REQUIREMENT 1:
Reproduce the passage of the CLT excerpt starting at "- Your scale is not" and ending at "due to CLT!".
REQUIREMENT 2:
In the CLT excerpt, what reason is given for saying the CLT does not apply to measuring the weight of 25 chemical samples?
-- Begin EXCERPT TO READ --
Inidcate if the CLT applies to the following process:

- You take the yearly rainfall in 25 counties in Rochester and compute their average.
- You compute the average rainfall in a paricular city over the last 25 years.
- You have 20 temperature sensors placed inside of a batch reactor and compute their average.
- You measure the weight of 25 chemical samples
- You eat 25 random candy bars per day and sum up their calories.
- Your scale is inaccurate due to 20 sources of error (e.g, electrical circuit components air pressure, calibration). Assume their error is additive. You meausre the weight of something.
- Your scale is not normally distributed. Each time you weigh something, you weigh it 22 times and take the average.

Yes, yes, yes, no (you did not average them), yes, yes, yes

One important application of the CLT is describing the distribution of sample means. We want to specifically compare sample means with population means, $\mu$. The word "population" means the statistics of an entire population of which we only see a small sample at any given time. You can also just think about it as the unknown probability distribution function that describes the samples we're observing. If we compuate a sample mean from a set of data from a population, it is described by:

$$ p(\bar{x})$$where $\bar{x}$ is computed according to $$\bar{x} = \frac{1}{N} \sum_i^N x_i$$

Notice that it seems like $p(\bar{x})$ normal due to CLT!
-- End EXCERPT TO READ --
-- Begin SUPPLIED MATERIAL --
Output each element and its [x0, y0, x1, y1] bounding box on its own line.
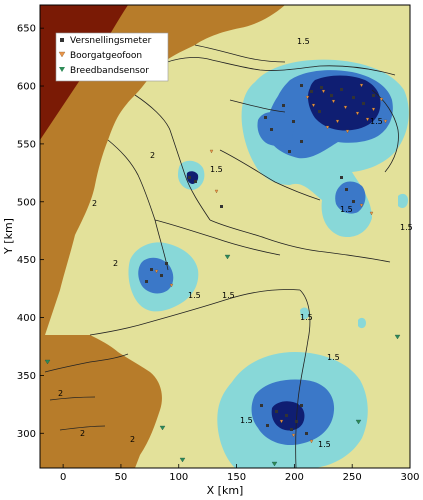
-- End SUPPLIED MATERIAL --
ANSWER 1:
- Your scale is not normally distributed. Each time you weigh something, you weigh it 22 times and take the average.

Yes, yes, yes, no (you did not average them), yes, yes, yes

One important application of the CLT is describing the distribution of sample means. We want to specifically compare sample means with population means, $\mu$. The word "population" means the statistics of an entire population of which we only see a small sample at any given time. You can also just think about it as the unknown probability distribution function that describes the samples we're observing. If we compuate a sample mean from a set of data from a population, it is described by:

$$ p(\bar{x})$$where $\bar{x}$ is computed according to $$\bar{x} = \frac{1}{N} \sum_i^N x_i$$

Notice that it seems like $p(\bar{x})$ normal due to CLT!

ANSWER 2:
You did not average them.